— Given instruction —
Quote the listing below in its entirety, omitting every image.

Items from a dataset
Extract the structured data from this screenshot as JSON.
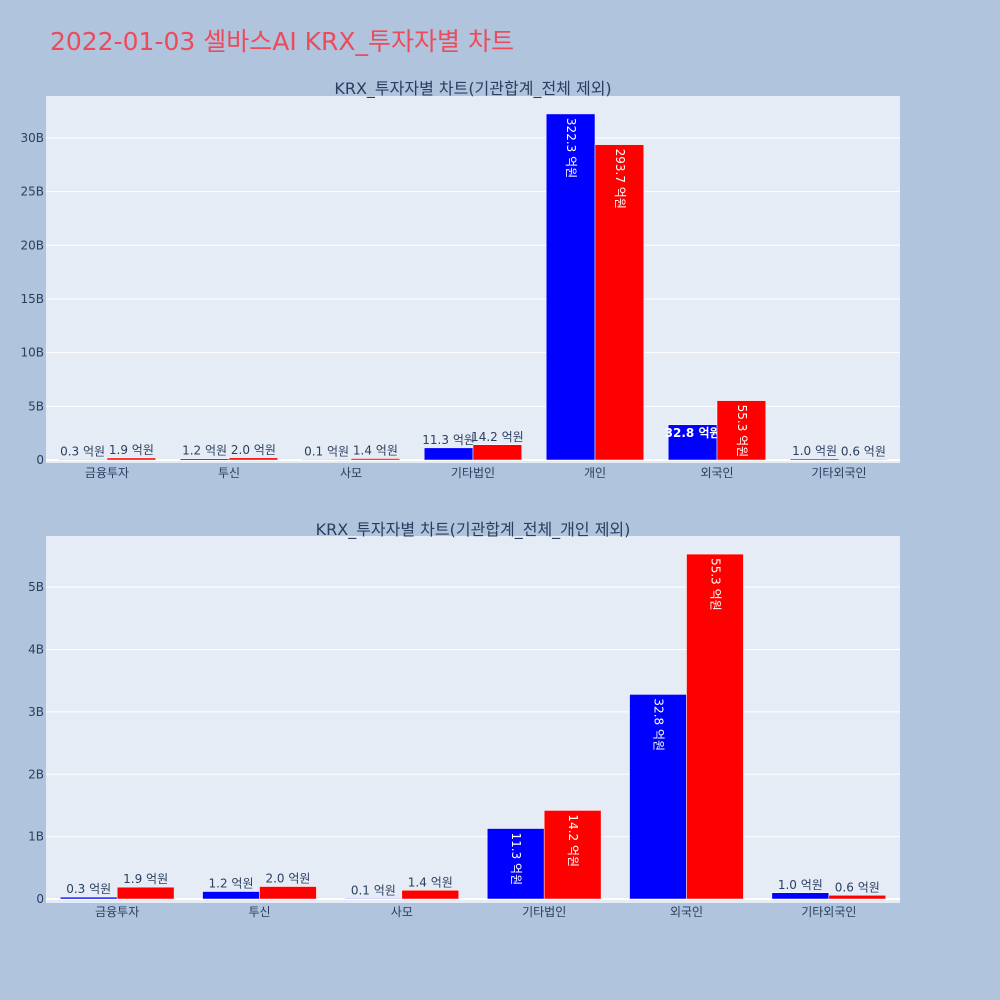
{
  "title": "2022-01-03 셀바스AI KRX_투자자별 차트",
  "colors": {
    "page_bg": "#b0c4de",
    "plot_bg": "#e5ecf6",
    "buy": "#0000ff",
    "sell": "#ff0000",
    "title": "#ee4a5a"
  },
  "chart_data": [
    {
      "type": "bar",
      "title": "KRX_투자자별 차트(기관합계_전체 제외)",
      "categories": [
        "금융투자",
        "투신",
        "사모",
        "기타법인",
        "개인",
        "외국인",
        "기타외국인"
      ],
      "series": [
        {
          "values": [
            0.03,
            0.12,
            0.01,
            1.13,
            32.23,
            3.28,
            0.1
          ],
          "labels": [
            "0.3 억원",
            "1.2 억원",
            "0.1 억원",
            "11.3 억원",
            "322.3 억원",
            "32.8 억원",
            "1.0 억원"
          ],
          "color": "#0000ff"
        },
        {
          "values": [
            0.19,
            0.2,
            0.14,
            1.42,
            29.37,
            5.53,
            0.06
          ],
          "labels": [
            "1.9 억원",
            "2.0 억원",
            "1.4 억원",
            "14.2 억원",
            "293.7 억원",
            "55.3 억원",
            "0.6 억원"
          ],
          "color": "#ff0000"
        }
      ],
      "yunit": "B",
      "yticks": [
        0,
        5,
        10,
        15,
        20,
        25,
        30
      ],
      "ytick_labels": [
        "0",
        "5B",
        "10B",
        "15B",
        "20B",
        "25B",
        "30B"
      ],
      "ylim": [
        0,
        33.9
      ]
    },
    {
      "type": "bar",
      "title": "KRX_투자자별 차트(기관합계_전체_개인 제외)",
      "categories": [
        "금융투자",
        "투신",
        "사모",
        "기타법인",
        "외국인",
        "기타외국인"
      ],
      "series": [
        {
          "values": [
            0.03,
            0.12,
            0.01,
            1.13,
            3.28,
            0.1
          ],
          "labels": [
            "0.3 억원",
            "1.2 억원",
            "0.1 억원",
            "11.3 억원",
            "32.8 억원",
            "1.0 억원"
          ],
          "color": "#0000ff"
        },
        {
          "values": [
            0.19,
            0.2,
            0.14,
            1.42,
            5.53,
            0.06
          ],
          "labels": [
            "1.9 억원",
            "2.0 억원",
            "1.4 억원",
            "14.2 억원",
            "55.3 억원",
            "0.6 억원"
          ],
          "color": "#ff0000"
        }
      ],
      "yunit": "B",
      "yticks": [
        0,
        1,
        2,
        3,
        4,
        5
      ],
      "ytick_labels": [
        "0",
        "1B",
        "2B",
        "3B",
        "4B",
        "5B"
      ],
      "ylim": [
        0,
        5.82
      ]
    }
  ]
}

— Full output —
Extract the structured data from this screenshot as JSON.
{
  "title": "2022-01-03 셀바스AI KRX_투자자별 차트",
  "colors": {
    "page_bg": "#b0c4de",
    "plot_bg": "#e5ecf6",
    "buy": "#0000ff",
    "sell": "#ff0000",
    "title": "#ee4a5a"
  },
  "chart_data": [
    {
      "type": "bar",
      "title": "KRX_투자자별 차트(기관합계_전체 제외)",
      "categories": [
        "금융투자",
        "투신",
        "사모",
        "기타법인",
        "개인",
        "외국인",
        "기타외국인"
      ],
      "series": [
        {
          "values": [
            0.03,
            0.12,
            0.01,
            1.13,
            32.23,
            3.28,
            0.1
          ],
          "labels": [
            "0.3 억원",
            "1.2 억원",
            "0.1 억원",
            "11.3 억원",
            "322.3 억원",
            "32.8 억원",
            "1.0 억원"
          ],
          "color": "#0000ff"
        },
        {
          "values": [
            0.19,
            0.2,
            0.14,
            1.42,
            29.37,
            5.53,
            0.06
          ],
          "labels": [
            "1.9 억원",
            "2.0 억원",
            "1.4 억원",
            "14.2 억원",
            "293.7 억원",
            "55.3 억원",
            "0.6 억원"
          ],
          "color": "#ff0000"
        }
      ],
      "yunit": "B",
      "yticks": [
        0,
        5,
        10,
        15,
        20,
        25,
        30
      ],
      "ytick_labels": [
        "0",
        "5B",
        "10B",
        "15B",
        "20B",
        "25B",
        "30B"
      ],
      "ylim": [
        0,
        33.9
      ]
    },
    {
      "type": "bar",
      "title": "KRX_투자자별 차트(기관합계_전체_개인 제외)",
      "categories": [
        "금융투자",
        "투신",
        "사모",
        "기타법인",
        "외국인",
        "기타외국인"
      ],
      "series": [
        {
          "values": [
            0.03,
            0.12,
            0.01,
            1.13,
            3.28,
            0.1
          ],
          "labels": [
            "0.3 억원",
            "1.2 억원",
            "0.1 억원",
            "11.3 억원",
            "32.8 억원",
            "1.0 억원"
          ],
          "color": "#0000ff"
        },
        {
          "values": [
            0.19,
            0.2,
            0.14,
            1.42,
            5.53,
            0.06
          ],
          "labels": [
            "1.9 억원",
            "2.0 억원",
            "1.4 억원",
            "14.2 억원",
            "55.3 억원",
            "0.6 억원"
          ],
          "color": "#ff0000"
        }
      ],
      "yunit": "B",
      "yticks": [
        0,
        1,
        2,
        3,
        4,
        5
      ],
      "ytick_labels": [
        "0",
        "1B",
        "2B",
        "3B",
        "4B",
        "5B"
      ],
      "ylim": [
        0,
        5.82
      ]
    }
  ]
}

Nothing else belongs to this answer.